====== ENTRIES SHOWN ======

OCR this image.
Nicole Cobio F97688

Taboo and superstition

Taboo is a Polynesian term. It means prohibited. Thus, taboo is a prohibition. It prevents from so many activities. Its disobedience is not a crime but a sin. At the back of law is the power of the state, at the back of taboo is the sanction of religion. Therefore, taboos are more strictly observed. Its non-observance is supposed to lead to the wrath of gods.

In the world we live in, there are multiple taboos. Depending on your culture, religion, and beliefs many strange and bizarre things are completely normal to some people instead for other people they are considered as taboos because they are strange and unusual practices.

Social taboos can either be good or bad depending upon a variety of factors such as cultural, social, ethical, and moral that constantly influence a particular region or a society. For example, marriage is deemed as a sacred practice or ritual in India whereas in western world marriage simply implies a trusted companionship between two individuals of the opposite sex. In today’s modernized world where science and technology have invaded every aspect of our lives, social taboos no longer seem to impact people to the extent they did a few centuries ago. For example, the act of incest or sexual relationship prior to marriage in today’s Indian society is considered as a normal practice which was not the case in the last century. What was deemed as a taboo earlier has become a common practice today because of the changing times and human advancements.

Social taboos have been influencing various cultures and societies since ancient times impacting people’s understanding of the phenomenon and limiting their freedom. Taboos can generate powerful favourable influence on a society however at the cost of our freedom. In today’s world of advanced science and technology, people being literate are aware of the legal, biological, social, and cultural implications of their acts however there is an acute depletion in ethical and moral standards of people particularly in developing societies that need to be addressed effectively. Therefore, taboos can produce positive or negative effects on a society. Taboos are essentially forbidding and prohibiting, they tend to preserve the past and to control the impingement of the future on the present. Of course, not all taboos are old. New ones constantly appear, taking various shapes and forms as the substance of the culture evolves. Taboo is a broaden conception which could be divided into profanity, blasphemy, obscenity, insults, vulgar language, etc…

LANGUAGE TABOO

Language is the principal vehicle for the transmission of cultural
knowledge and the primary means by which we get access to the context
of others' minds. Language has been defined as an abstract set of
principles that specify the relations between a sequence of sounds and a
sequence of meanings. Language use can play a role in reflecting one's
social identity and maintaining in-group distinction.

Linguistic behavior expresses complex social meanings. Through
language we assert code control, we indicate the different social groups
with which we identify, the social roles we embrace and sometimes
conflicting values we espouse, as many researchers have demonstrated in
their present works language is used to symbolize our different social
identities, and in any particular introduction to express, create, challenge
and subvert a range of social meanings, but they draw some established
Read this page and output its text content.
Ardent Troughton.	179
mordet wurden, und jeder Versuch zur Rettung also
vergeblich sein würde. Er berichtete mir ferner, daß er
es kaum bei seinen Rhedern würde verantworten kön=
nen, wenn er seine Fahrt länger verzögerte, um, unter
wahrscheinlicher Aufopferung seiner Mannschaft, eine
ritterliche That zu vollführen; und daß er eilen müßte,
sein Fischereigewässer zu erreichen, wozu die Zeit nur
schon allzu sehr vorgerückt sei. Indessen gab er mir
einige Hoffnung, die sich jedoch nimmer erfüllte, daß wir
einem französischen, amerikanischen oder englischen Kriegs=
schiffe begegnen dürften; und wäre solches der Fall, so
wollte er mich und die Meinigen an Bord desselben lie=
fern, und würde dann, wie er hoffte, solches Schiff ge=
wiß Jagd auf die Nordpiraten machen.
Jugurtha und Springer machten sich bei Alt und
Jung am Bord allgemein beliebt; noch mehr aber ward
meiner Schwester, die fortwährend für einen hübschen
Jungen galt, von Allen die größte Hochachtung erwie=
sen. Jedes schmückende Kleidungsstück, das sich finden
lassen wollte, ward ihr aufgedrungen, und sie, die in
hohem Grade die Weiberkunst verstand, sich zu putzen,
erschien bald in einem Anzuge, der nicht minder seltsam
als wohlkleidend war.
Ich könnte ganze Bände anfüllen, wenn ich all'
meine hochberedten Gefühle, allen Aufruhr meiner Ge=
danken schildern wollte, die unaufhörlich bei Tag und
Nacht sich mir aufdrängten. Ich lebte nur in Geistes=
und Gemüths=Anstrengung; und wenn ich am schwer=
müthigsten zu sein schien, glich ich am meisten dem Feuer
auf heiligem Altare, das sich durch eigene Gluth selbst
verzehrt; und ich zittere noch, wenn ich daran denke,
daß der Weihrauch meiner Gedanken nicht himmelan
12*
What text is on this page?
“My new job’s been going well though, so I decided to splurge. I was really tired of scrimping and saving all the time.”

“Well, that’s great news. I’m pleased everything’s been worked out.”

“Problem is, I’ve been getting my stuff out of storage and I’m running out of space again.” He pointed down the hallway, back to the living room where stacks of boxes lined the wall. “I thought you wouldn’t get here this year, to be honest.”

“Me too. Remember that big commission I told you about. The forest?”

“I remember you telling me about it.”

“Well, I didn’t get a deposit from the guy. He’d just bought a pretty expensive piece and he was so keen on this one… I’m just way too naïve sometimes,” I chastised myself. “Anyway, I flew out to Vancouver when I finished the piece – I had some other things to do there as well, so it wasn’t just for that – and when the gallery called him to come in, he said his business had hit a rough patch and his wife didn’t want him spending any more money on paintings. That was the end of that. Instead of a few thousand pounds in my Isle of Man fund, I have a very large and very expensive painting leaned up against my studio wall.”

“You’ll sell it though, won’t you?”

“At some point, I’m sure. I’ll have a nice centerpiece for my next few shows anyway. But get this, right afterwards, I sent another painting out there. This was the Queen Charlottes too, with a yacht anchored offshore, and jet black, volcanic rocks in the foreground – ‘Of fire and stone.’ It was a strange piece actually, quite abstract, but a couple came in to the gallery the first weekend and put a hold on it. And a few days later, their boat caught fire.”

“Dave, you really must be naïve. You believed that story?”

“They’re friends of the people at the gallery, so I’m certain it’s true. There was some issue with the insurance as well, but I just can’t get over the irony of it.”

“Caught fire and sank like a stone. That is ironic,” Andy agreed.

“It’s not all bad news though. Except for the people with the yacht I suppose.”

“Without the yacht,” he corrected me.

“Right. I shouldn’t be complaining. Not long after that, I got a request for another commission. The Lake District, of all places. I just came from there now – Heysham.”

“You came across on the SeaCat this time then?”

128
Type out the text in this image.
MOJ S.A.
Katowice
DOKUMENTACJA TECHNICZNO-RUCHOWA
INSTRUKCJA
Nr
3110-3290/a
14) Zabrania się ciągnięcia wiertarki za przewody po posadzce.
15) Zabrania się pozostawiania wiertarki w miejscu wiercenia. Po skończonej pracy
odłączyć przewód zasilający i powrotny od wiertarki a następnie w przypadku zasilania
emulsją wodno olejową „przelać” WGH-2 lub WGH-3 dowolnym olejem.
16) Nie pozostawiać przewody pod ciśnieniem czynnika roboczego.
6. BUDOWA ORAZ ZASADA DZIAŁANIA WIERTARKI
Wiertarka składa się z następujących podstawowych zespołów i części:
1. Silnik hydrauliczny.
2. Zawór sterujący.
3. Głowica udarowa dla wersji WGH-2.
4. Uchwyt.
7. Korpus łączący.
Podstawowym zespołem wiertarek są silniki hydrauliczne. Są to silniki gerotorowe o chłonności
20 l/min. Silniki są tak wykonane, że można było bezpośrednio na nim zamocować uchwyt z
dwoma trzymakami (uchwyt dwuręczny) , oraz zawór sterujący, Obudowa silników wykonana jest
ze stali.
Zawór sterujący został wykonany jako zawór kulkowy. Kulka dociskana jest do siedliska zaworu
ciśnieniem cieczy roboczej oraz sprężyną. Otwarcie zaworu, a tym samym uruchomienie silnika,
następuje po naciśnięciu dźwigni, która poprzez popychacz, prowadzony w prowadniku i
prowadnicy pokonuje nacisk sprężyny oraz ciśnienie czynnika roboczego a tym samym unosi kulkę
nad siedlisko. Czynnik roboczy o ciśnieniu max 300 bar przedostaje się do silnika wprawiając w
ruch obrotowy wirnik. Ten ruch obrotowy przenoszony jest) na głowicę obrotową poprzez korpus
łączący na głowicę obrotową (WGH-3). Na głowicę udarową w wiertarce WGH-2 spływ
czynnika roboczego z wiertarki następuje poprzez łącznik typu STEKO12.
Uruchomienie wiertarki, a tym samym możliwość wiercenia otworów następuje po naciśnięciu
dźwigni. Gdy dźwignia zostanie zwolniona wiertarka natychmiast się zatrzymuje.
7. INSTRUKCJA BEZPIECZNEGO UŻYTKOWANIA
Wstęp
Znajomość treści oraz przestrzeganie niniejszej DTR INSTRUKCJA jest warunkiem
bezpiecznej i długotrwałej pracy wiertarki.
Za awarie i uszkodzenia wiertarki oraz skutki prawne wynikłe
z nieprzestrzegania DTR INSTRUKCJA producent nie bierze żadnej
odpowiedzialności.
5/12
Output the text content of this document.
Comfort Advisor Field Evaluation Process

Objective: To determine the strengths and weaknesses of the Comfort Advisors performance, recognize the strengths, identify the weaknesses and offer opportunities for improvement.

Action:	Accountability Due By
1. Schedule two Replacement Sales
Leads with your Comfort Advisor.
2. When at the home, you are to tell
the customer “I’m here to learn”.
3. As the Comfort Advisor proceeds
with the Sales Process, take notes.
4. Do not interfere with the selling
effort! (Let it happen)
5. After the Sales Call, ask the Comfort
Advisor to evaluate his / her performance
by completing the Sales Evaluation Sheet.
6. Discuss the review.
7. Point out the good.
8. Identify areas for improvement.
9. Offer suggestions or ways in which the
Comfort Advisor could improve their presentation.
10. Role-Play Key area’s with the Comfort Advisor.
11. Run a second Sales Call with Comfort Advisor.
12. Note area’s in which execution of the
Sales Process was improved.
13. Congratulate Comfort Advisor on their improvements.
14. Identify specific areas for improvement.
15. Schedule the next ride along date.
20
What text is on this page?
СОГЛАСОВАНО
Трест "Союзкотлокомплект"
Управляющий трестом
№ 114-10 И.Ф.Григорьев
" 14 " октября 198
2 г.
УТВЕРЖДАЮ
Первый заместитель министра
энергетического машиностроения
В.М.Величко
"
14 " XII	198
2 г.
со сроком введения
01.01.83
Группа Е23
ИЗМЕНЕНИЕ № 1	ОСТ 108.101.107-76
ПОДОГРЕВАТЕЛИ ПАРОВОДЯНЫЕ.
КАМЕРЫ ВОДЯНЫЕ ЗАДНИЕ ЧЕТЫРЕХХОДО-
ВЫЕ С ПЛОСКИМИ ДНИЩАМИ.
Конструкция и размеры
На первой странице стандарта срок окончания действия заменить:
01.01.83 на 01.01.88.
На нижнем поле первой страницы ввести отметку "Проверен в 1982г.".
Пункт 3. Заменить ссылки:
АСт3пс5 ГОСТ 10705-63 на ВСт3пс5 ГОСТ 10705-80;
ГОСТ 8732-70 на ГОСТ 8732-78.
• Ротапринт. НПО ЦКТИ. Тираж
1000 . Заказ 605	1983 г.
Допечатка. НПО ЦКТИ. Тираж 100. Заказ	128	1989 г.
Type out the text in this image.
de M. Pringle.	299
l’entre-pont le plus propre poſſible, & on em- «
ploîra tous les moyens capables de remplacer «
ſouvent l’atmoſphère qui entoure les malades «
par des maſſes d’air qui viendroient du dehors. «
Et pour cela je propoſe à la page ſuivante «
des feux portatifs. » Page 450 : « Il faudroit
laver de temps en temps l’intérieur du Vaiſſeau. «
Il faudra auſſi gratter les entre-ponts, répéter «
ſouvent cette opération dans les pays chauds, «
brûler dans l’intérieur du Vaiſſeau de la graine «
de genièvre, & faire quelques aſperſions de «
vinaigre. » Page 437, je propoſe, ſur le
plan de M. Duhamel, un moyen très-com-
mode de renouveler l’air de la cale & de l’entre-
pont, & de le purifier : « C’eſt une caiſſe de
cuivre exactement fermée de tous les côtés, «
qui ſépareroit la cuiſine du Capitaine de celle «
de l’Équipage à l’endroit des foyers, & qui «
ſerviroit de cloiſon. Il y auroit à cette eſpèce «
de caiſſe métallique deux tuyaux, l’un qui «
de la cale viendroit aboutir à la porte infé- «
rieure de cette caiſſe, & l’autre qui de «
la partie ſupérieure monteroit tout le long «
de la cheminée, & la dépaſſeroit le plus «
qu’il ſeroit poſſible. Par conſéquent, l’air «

======

**GIVEN TASK:** Of the lines in the listing above, how many hold the string "jest"? Reply with the number only.

**CORRECT OUTPUT:** 4